GIVEN PROBLEM ▸
Repeat every record below exactly, leaving out the pictures.

DATA PROVIDED ▸
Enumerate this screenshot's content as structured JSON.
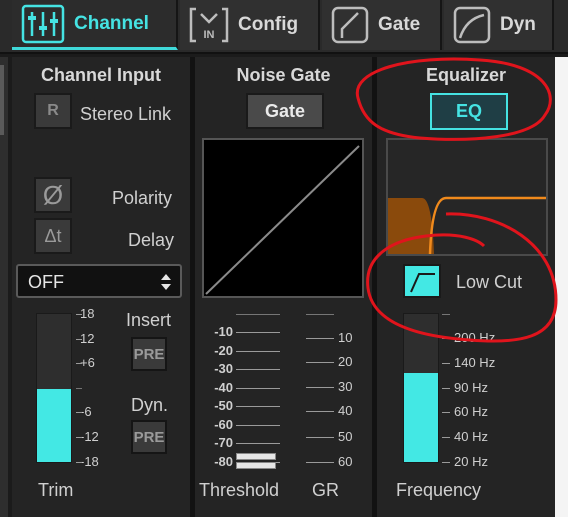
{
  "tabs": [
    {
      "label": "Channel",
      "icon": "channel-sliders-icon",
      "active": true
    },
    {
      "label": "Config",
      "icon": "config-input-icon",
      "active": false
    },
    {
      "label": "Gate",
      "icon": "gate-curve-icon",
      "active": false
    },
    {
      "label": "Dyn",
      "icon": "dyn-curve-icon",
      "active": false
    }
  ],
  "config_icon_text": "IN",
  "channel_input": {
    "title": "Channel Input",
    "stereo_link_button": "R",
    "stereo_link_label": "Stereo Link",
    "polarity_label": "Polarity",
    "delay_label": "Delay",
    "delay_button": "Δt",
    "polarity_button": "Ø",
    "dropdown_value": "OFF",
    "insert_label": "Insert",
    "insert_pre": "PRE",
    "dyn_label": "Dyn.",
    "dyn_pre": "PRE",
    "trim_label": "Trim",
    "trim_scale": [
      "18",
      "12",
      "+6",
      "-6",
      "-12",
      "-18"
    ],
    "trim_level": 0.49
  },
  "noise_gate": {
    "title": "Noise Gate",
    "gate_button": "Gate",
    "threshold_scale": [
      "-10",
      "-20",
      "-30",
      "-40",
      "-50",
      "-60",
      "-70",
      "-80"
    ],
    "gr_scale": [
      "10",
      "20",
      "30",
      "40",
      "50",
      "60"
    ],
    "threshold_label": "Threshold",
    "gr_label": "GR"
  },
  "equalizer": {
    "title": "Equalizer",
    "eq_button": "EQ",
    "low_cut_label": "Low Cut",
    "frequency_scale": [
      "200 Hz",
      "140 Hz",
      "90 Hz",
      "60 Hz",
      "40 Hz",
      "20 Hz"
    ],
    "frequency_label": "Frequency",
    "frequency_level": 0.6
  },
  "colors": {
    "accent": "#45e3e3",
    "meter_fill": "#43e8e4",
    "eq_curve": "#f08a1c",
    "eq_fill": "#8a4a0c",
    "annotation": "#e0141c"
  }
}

REPLY TO THE TASK ▸
Enumerate this screenshot's content as structured JSON.
{
  "tabs": [
    {
      "label": "Channel",
      "icon": "channel-sliders-icon",
      "active": true
    },
    {
      "label": "Config",
      "icon": "config-input-icon",
      "active": false
    },
    {
      "label": "Gate",
      "icon": "gate-curve-icon",
      "active": false
    },
    {
      "label": "Dyn",
      "icon": "dyn-curve-icon",
      "active": false
    }
  ],
  "config_icon_text": "IN",
  "channel_input": {
    "title": "Channel Input",
    "stereo_link_button": "R",
    "stereo_link_label": "Stereo Link",
    "polarity_label": "Polarity",
    "delay_label": "Delay",
    "delay_button": "Δt",
    "polarity_button": "Ø",
    "dropdown_value": "OFF",
    "insert_label": "Insert",
    "insert_pre": "PRE",
    "dyn_label": "Dyn.",
    "dyn_pre": "PRE",
    "trim_label": "Trim",
    "trim_scale": [
      "18",
      "12",
      "+6",
      "-6",
      "-12",
      "-18"
    ],
    "trim_level": 0.49
  },
  "noise_gate": {
    "title": "Noise Gate",
    "gate_button": "Gate",
    "threshold_scale": [
      "-10",
      "-20",
      "-30",
      "-40",
      "-50",
      "-60",
      "-70",
      "-80"
    ],
    "gr_scale": [
      "10",
      "20",
      "30",
      "40",
      "50",
      "60"
    ],
    "threshold_label": "Threshold",
    "gr_label": "GR"
  },
  "equalizer": {
    "title": "Equalizer",
    "eq_button": "EQ",
    "low_cut_label": "Low Cut",
    "frequency_scale": [
      "200 Hz",
      "140 Hz",
      "90 Hz",
      "60 Hz",
      "40 Hz",
      "20 Hz"
    ],
    "frequency_label": "Frequency",
    "frequency_level": 0.6
  },
  "colors": {
    "accent": "#45e3e3",
    "meter_fill": "#43e8e4",
    "eq_curve": "#f08a1c",
    "eq_fill": "#8a4a0c",
    "annotation": "#e0141c"
  }
}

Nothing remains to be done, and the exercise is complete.